--- start RECORD SET ---
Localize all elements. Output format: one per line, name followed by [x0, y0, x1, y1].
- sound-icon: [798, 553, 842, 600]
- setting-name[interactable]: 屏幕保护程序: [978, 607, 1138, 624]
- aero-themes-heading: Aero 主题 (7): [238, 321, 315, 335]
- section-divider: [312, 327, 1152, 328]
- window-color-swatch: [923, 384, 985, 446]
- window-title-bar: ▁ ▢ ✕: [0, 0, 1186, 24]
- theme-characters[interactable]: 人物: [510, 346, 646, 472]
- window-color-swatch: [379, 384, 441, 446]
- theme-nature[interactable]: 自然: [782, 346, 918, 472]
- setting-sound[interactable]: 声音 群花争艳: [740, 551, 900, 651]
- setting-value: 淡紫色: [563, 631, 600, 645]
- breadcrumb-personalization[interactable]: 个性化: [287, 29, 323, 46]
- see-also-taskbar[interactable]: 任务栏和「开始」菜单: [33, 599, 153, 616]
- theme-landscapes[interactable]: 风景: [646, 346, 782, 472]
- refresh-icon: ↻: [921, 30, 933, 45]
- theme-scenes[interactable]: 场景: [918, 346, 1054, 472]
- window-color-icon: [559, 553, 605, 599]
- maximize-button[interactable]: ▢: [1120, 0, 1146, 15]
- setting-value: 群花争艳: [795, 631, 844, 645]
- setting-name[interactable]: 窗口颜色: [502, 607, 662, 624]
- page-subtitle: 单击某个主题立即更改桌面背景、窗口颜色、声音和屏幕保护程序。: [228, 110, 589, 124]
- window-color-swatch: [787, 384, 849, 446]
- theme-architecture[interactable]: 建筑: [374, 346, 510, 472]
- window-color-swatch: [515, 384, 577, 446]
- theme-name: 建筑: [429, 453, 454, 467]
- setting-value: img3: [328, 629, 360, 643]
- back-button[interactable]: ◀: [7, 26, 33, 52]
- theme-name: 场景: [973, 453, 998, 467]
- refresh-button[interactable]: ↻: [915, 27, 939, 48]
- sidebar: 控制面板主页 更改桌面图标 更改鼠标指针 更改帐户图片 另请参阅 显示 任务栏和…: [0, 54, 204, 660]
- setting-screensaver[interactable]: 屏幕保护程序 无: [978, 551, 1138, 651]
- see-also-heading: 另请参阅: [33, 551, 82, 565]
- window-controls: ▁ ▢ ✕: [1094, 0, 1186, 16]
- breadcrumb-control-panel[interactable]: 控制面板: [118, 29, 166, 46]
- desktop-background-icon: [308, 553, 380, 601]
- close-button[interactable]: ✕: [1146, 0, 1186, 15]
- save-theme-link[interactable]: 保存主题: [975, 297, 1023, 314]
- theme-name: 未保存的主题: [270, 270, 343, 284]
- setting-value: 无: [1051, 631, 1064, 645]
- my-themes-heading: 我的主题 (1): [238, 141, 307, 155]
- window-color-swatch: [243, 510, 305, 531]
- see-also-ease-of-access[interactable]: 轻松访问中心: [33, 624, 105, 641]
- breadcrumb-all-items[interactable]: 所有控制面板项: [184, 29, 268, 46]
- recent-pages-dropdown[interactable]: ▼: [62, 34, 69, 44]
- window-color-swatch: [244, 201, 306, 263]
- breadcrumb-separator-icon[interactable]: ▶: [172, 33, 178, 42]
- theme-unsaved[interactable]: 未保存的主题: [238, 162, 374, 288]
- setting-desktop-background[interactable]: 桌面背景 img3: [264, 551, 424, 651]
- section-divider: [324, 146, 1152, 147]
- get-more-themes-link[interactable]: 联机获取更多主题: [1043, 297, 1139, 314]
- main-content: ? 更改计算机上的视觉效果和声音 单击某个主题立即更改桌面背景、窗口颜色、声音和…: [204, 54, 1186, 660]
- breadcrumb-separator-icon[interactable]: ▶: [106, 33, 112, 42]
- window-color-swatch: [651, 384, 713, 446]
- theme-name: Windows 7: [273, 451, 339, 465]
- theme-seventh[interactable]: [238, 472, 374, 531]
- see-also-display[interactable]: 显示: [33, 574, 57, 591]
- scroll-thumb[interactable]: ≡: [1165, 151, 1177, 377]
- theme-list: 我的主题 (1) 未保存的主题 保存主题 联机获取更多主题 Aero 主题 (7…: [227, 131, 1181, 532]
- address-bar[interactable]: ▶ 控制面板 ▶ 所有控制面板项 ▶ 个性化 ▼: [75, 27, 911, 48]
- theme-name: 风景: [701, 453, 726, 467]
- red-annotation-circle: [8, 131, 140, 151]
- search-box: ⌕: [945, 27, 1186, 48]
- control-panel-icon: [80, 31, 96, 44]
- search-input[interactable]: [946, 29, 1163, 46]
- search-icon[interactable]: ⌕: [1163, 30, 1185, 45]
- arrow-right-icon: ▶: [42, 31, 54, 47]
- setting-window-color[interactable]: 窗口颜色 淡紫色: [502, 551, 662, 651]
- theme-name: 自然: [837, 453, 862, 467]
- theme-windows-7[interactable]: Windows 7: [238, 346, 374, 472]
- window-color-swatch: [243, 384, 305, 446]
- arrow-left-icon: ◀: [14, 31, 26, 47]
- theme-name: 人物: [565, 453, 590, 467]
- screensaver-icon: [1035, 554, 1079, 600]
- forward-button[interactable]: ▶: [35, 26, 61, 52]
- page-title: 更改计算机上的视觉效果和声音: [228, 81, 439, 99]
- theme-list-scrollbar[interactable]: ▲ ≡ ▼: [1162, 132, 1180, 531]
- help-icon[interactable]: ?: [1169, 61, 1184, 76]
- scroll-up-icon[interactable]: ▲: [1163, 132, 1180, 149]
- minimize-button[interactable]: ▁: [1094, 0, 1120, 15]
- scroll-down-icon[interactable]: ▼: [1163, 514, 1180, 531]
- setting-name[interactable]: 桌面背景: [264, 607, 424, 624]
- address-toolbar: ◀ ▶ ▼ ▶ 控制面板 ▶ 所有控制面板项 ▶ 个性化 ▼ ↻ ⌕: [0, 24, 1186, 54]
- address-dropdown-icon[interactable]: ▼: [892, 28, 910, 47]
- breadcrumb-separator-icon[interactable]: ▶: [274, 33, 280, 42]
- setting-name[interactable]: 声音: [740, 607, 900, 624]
--- end RECORD SET ---
- _OBJECTIVE_
Reproduce the listing above, swapping "setting-value" for "setting-detail" wherever it appears and keeping everything else the same.

- _ANSWER TO THIS EXERCISE_
Localize all elements. Output format: one per line, name followed by [x0, y0, x1, y1].
- sound-icon: [798, 553, 842, 600]
- setting-name[interactable]: 屏幕保护程序: [978, 607, 1138, 624]
- aero-themes-heading: Aero 主题 (7): [238, 321, 315, 335]
- section-divider: [312, 327, 1152, 328]
- window-color-swatch: [923, 384, 985, 446]
- window-title-bar: ▁ ▢ ✕: [0, 0, 1186, 24]
- theme-characters[interactable]: 人物: [510, 346, 646, 472]
- window-color-swatch: [379, 384, 441, 446]
- theme-nature[interactable]: 自然: [782, 346, 918, 472]
- setting-sound[interactable]: 声音 群花争艳: [740, 551, 900, 651]
- setting-detail: 淡紫色: [563, 631, 600, 645]
- breadcrumb-personalization[interactable]: 个性化: [287, 29, 323, 46]
- see-also-taskbar[interactable]: 任务栏和「开始」菜单: [33, 599, 153, 616]
- theme-landscapes[interactable]: 风景: [646, 346, 782, 472]
- refresh-icon: ↻: [921, 30, 933, 45]
- theme-scenes[interactable]: 场景: [918, 346, 1054, 472]
- window-color-icon: [559, 553, 605, 599]
- maximize-button[interactable]: ▢: [1120, 0, 1146, 15]
- setting-detail: 群花争艳: [795, 631, 844, 645]
- setting-name[interactable]: 窗口颜色: [502, 607, 662, 624]
- page-subtitle: 单击某个主题立即更改桌面背景、窗口颜色、声音和屏幕保护程序。: [228, 110, 589, 124]
- window-color-swatch: [787, 384, 849, 446]
- theme-architecture[interactable]: 建筑: [374, 346, 510, 472]
- window-color-swatch: [515, 384, 577, 446]
- theme-name: 建筑: [429, 453, 454, 467]
- setting-detail: img3: [328, 629, 360, 643]
- back-button[interactable]: ◀: [7, 26, 33, 52]
- theme-name: 场景: [973, 453, 998, 467]
- refresh-button[interactable]: ↻: [915, 27, 939, 48]
- sidebar: 控制面板主页 更改桌面图标 更改鼠标指针 更改帐户图片 另请参阅 显示 任务栏和…: [0, 54, 204, 660]
- setting-screensaver[interactable]: 屏幕保护程序 无: [978, 551, 1138, 651]
- see-also-heading: 另请参阅: [33, 551, 82, 565]
- window-controls: ▁ ▢ ✕: [1094, 0, 1186, 16]
- breadcrumb-control-panel[interactable]: 控制面板: [118, 29, 166, 46]
- desktop-background-icon: [308, 553, 380, 601]
- close-button[interactable]: ✕: [1146, 0, 1186, 15]
- save-theme-link[interactable]: 保存主题: [975, 297, 1023, 314]
- theme-name: 未保存的主题: [270, 270, 343, 284]
- setting-detail: 无: [1051, 631, 1064, 645]
- my-themes-heading: 我的主题 (1): [238, 141, 307, 155]
- window-color-swatch: [243, 510, 305, 531]
- see-also-ease-of-access[interactable]: 轻松访问中心: [33, 624, 105, 641]
- breadcrumb-all-items[interactable]: 所有控制面板项: [184, 29, 268, 46]
- recent-pages-dropdown[interactable]: ▼: [62, 34, 69, 44]
- window-color-swatch: [244, 201, 306, 263]
- breadcrumb-separator-icon[interactable]: ▶: [172, 33, 178, 42]
- theme-unsaved[interactable]: 未保存的主题: [238, 162, 374, 288]
- setting-desktop-background[interactable]: 桌面背景 img3: [264, 551, 424, 651]
- section-divider: [324, 146, 1152, 147]
- get-more-themes-link[interactable]: 联机获取更多主题: [1043, 297, 1139, 314]
- main-content: ? 更改计算机上的视觉效果和声音 单击某个主题立即更改桌面背景、窗口颜色、声音和…: [204, 54, 1186, 660]
- breadcrumb-separator-icon[interactable]: ▶: [106, 33, 112, 42]
- window-color-swatch: [651, 384, 713, 446]
- theme-name: Windows 7: [273, 451, 339, 465]
- theme-seventh[interactable]: [238, 472, 374, 531]
- see-also-display[interactable]: 显示: [33, 574, 57, 591]
- scroll-thumb[interactable]: ≡: [1165, 151, 1177, 377]
- theme-list: 我的主题 (1) 未保存的主题 保存主题 联机获取更多主题 Aero 主题 (7…: [227, 131, 1181, 532]
- address-bar[interactable]: ▶ 控制面板 ▶ 所有控制面板项 ▶ 个性化 ▼: [75, 27, 911, 48]
- theme-name: 风景: [701, 453, 726, 467]
- red-annotation-circle: [8, 131, 140, 151]
- search-box: ⌕: [945, 27, 1186, 48]
- control-panel-icon: [80, 31, 96, 44]
- search-input[interactable]: [946, 29, 1163, 46]
- search-icon[interactable]: ⌕: [1163, 30, 1185, 45]
- arrow-right-icon: ▶: [42, 31, 54, 47]
- setting-window-color[interactable]: 窗口颜色 淡紫色: [502, 551, 662, 651]
- theme-name: 自然: [837, 453, 862, 467]
- theme-windows-7[interactable]: Windows 7: [238, 346, 374, 472]
- window-color-swatch: [243, 384, 305, 446]
- arrow-left-icon: ◀: [14, 31, 26, 47]
- theme-name: 人物: [565, 453, 590, 467]
- screensaver-icon: [1035, 554, 1079, 600]
- forward-button[interactable]: ▶: [35, 26, 61, 52]
- page-title: 更改计算机上的视觉效果和声音: [228, 81, 439, 99]
- theme-list-scrollbar[interactable]: ▲ ≡ ▼: [1162, 132, 1180, 531]
- help-icon[interactable]: ?: [1169, 61, 1184, 76]
- scroll-up-icon[interactable]: ▲: [1163, 132, 1180, 149]
- minimize-button[interactable]: ▁: [1094, 0, 1120, 15]
- scroll-down-icon[interactable]: ▼: [1163, 514, 1180, 531]
- setting-name[interactable]: 桌面背景: [264, 607, 424, 624]
- address-toolbar: ◀ ▶ ▼ ▶ 控制面板 ▶ 所有控制面板项 ▶ 个性化 ▼ ↻ ⌕: [0, 24, 1186, 54]
- address-dropdown-icon[interactable]: ▼: [892, 28, 910, 47]
- breadcrumb-separator-icon[interactable]: ▶: [274, 33, 280, 42]
- setting-name[interactable]: 声音: [740, 607, 900, 624]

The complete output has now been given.